▸ **DIRECTIVE**
Work out how many lines of the records contain "hypothesis". Answer with the number and nothing else.

▸ **DATA SHOWN**
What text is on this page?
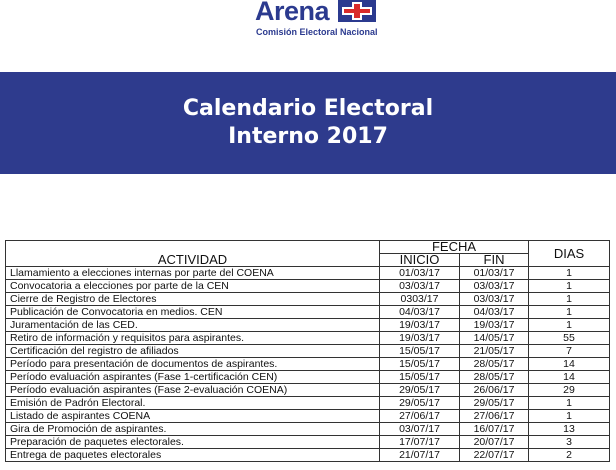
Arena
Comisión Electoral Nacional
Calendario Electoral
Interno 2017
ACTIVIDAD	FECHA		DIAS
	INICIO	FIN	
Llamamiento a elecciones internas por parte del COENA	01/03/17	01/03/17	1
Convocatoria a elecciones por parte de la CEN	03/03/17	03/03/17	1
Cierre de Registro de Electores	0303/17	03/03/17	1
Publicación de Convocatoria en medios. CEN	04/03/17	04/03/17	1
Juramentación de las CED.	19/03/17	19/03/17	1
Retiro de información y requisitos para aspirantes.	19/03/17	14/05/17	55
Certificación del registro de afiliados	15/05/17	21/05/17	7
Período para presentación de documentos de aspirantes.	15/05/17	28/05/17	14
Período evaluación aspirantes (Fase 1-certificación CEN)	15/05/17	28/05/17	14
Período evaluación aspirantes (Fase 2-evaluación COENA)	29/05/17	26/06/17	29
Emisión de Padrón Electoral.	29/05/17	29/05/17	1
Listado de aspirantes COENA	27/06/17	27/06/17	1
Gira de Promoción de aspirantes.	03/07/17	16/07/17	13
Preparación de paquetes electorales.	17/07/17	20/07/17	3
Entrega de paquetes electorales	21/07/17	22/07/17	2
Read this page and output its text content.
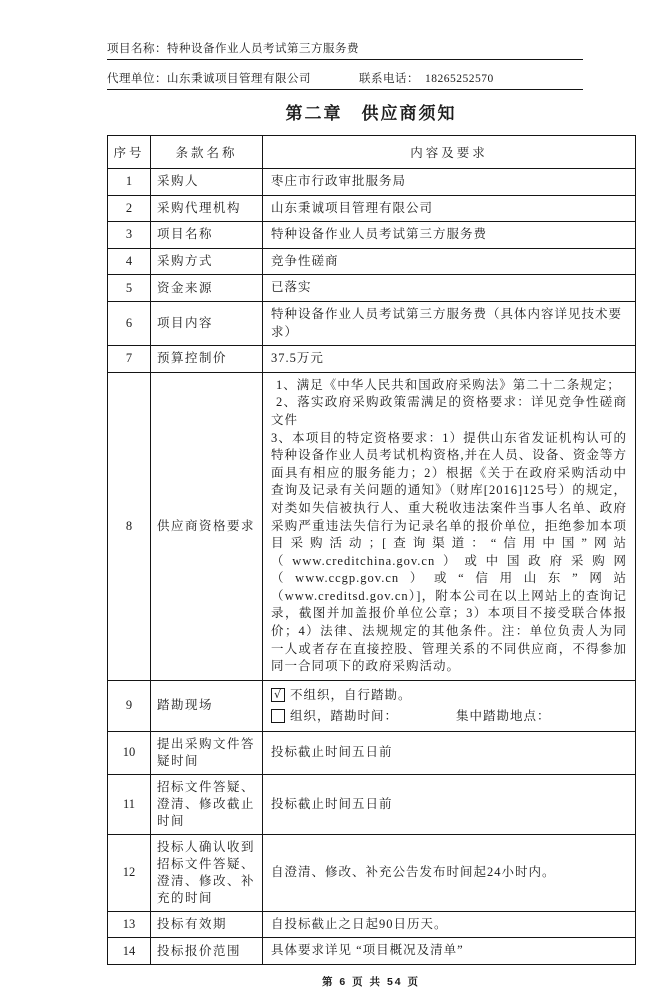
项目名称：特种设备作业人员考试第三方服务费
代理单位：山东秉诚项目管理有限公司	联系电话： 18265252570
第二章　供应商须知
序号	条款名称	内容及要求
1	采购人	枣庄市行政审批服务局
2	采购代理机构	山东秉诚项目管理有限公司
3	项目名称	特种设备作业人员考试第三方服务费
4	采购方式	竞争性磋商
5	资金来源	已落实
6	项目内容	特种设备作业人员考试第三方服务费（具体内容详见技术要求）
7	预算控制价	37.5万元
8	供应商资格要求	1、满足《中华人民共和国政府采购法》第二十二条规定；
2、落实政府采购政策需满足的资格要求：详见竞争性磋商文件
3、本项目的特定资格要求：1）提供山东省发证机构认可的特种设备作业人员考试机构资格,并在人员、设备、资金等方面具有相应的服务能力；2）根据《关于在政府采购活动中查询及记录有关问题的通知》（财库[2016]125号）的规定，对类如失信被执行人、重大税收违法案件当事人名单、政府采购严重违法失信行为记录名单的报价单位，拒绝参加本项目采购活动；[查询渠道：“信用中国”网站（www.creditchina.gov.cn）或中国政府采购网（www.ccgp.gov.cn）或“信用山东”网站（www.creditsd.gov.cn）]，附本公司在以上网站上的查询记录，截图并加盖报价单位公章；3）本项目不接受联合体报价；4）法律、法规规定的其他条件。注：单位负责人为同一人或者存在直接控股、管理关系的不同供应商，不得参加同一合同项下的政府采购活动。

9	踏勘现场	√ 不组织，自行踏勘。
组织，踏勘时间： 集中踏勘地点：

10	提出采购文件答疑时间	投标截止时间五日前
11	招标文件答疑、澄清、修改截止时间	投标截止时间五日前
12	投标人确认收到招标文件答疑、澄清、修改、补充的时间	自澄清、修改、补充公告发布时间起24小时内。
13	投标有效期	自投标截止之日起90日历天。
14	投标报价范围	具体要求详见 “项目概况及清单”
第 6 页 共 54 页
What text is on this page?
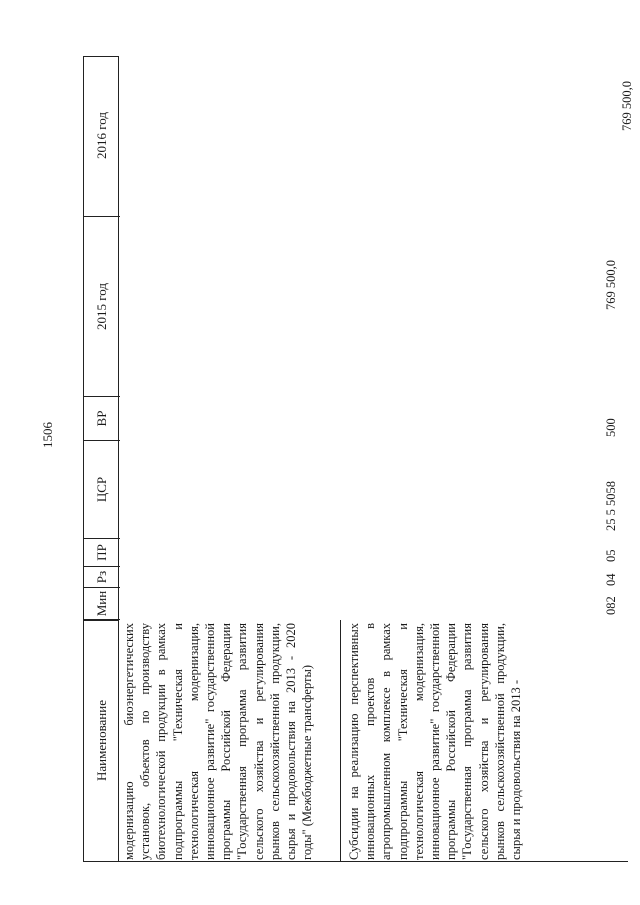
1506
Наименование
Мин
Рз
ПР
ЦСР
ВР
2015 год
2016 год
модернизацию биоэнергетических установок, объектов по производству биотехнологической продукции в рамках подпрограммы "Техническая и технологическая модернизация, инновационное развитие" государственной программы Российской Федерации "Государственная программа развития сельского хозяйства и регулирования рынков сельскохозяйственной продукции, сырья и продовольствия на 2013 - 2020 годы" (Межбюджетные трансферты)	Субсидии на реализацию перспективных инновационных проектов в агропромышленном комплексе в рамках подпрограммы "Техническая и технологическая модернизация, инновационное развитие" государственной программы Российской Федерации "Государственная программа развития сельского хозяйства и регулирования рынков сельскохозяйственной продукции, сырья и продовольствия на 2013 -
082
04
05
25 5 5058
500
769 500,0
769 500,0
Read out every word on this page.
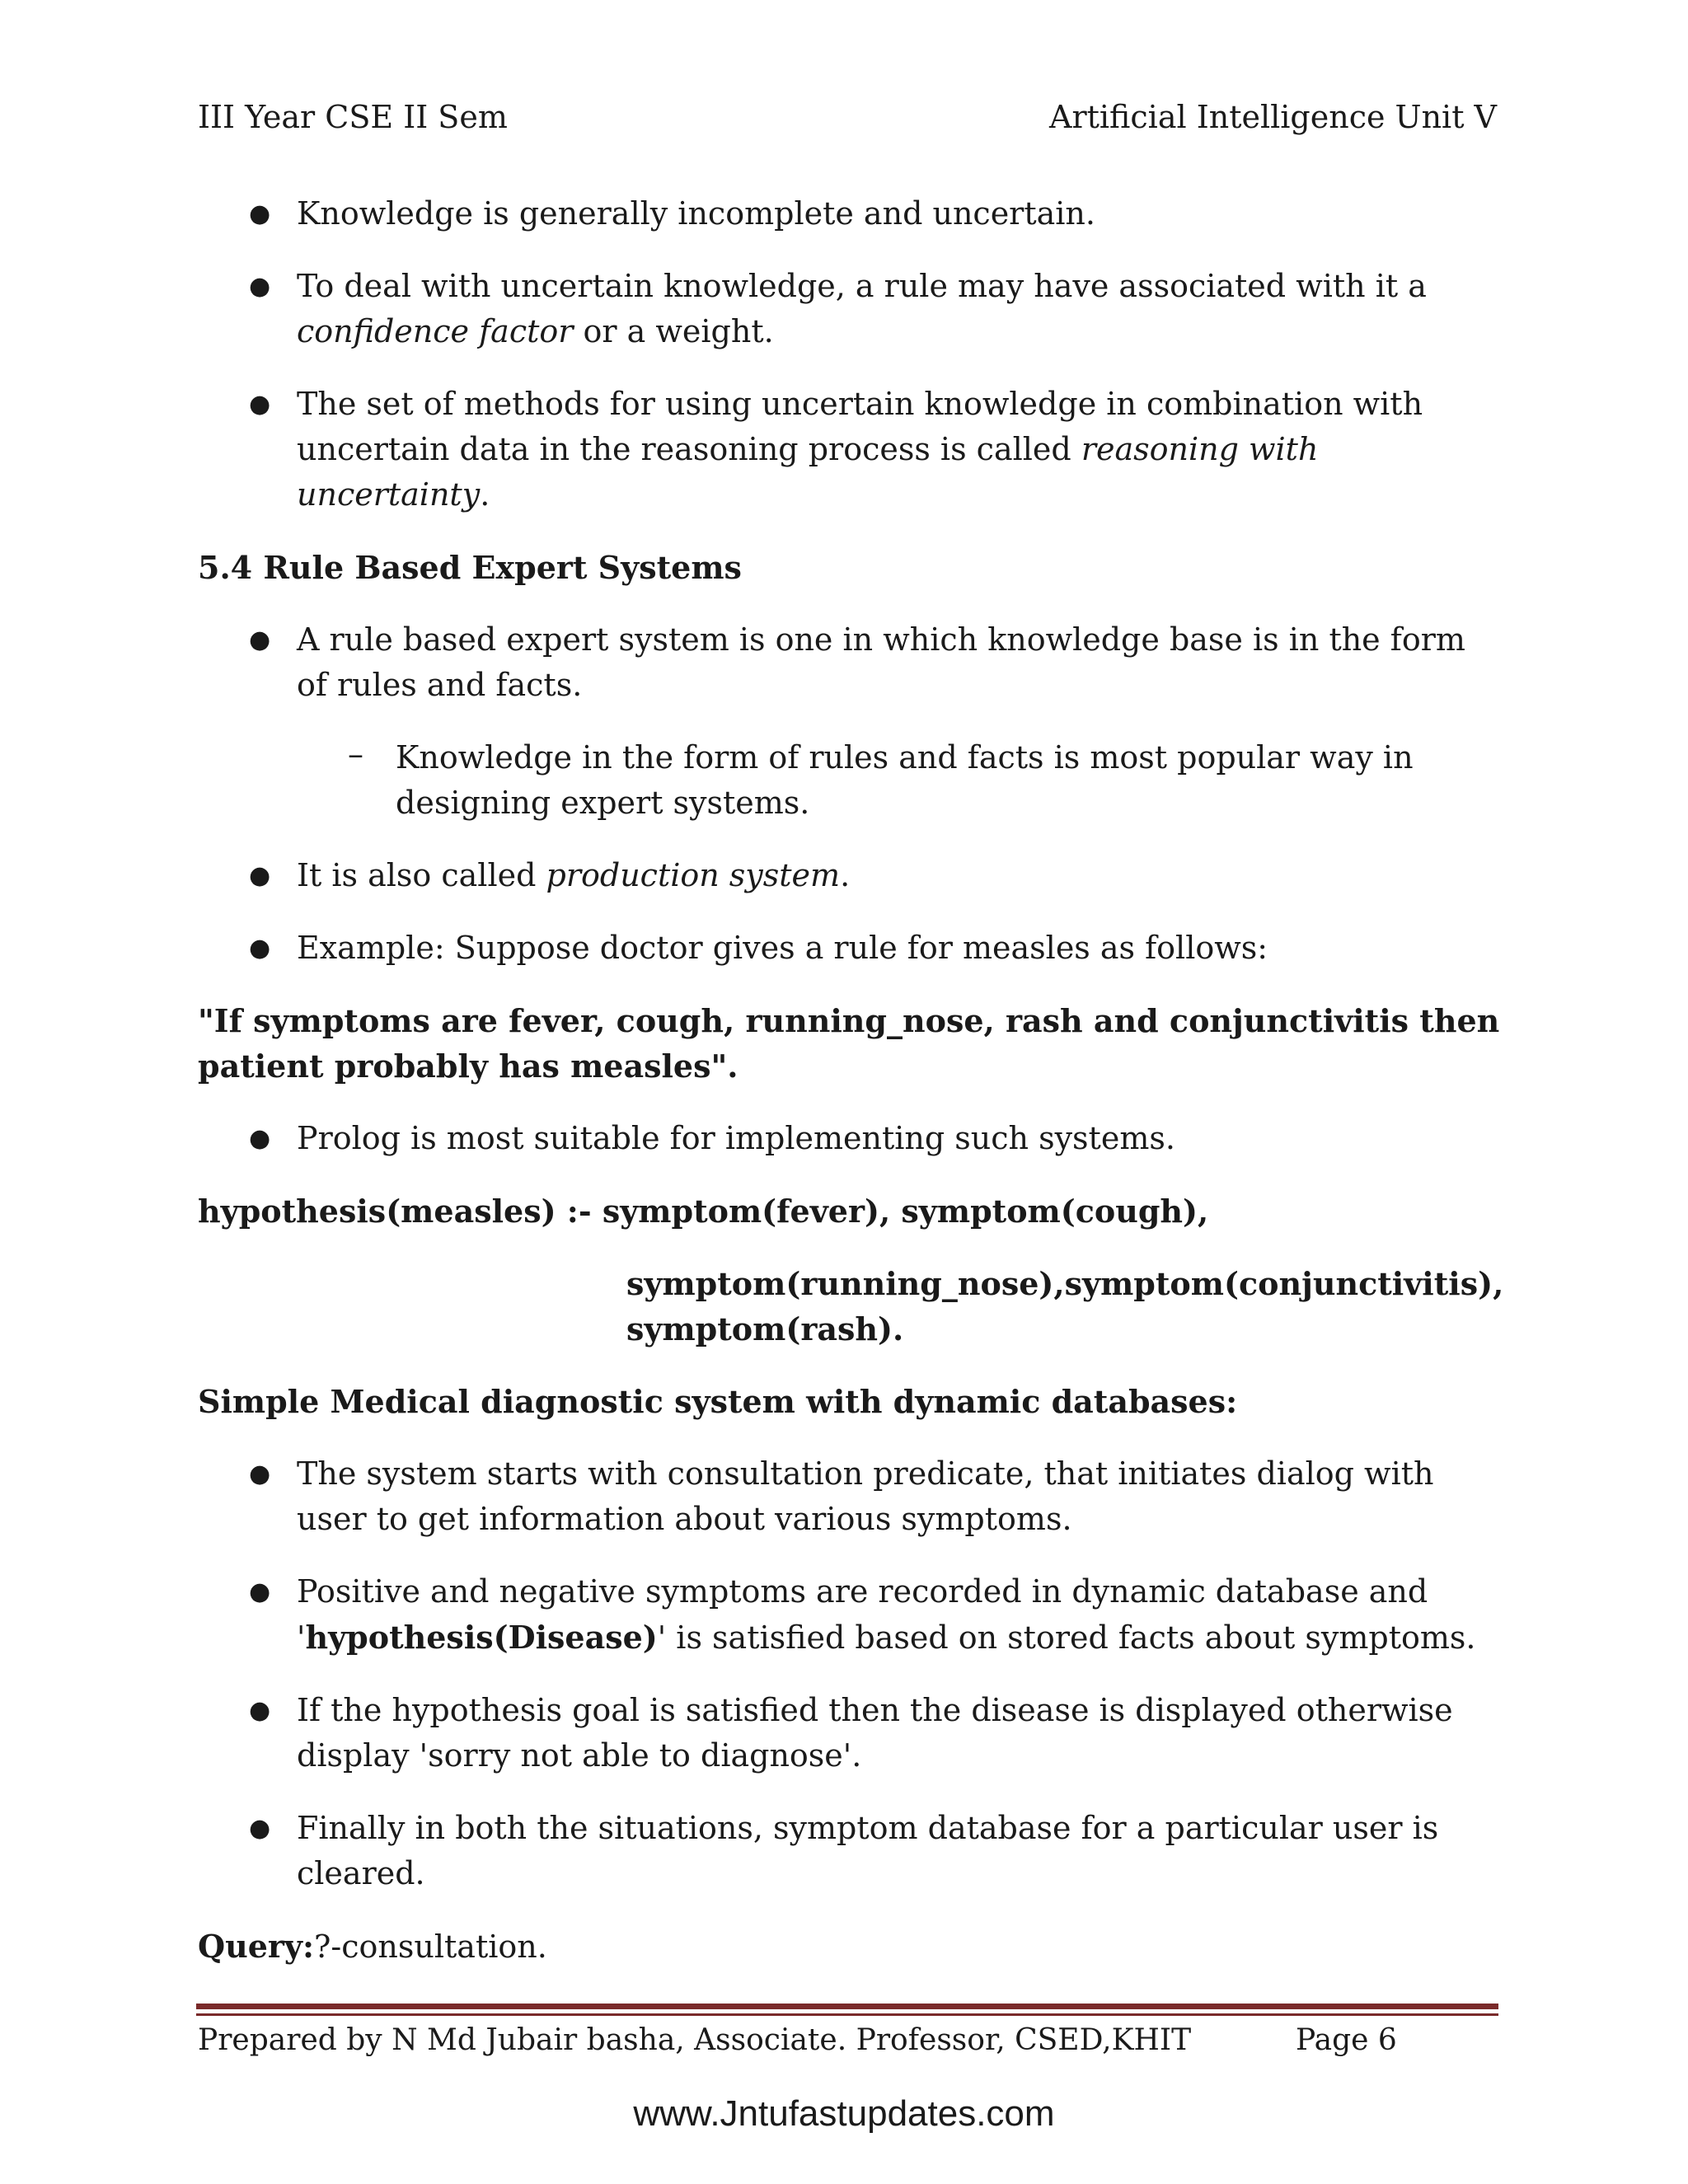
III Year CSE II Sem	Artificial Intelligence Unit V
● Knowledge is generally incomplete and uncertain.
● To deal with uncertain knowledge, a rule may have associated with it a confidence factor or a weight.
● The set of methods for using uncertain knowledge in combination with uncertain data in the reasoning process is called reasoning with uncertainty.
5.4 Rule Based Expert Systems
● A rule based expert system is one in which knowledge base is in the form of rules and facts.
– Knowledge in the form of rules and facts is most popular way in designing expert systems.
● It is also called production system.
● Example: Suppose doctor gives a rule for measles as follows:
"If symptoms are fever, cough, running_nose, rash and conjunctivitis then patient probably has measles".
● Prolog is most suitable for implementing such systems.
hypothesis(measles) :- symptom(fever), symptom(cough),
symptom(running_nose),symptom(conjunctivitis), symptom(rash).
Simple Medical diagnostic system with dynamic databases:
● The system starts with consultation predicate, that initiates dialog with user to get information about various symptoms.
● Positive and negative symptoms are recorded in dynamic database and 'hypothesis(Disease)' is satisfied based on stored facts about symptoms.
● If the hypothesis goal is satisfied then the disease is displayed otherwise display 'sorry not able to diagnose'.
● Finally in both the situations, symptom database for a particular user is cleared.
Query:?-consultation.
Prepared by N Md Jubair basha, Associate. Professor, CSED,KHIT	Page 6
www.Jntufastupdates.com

▸ **COMPLETED TASK**
3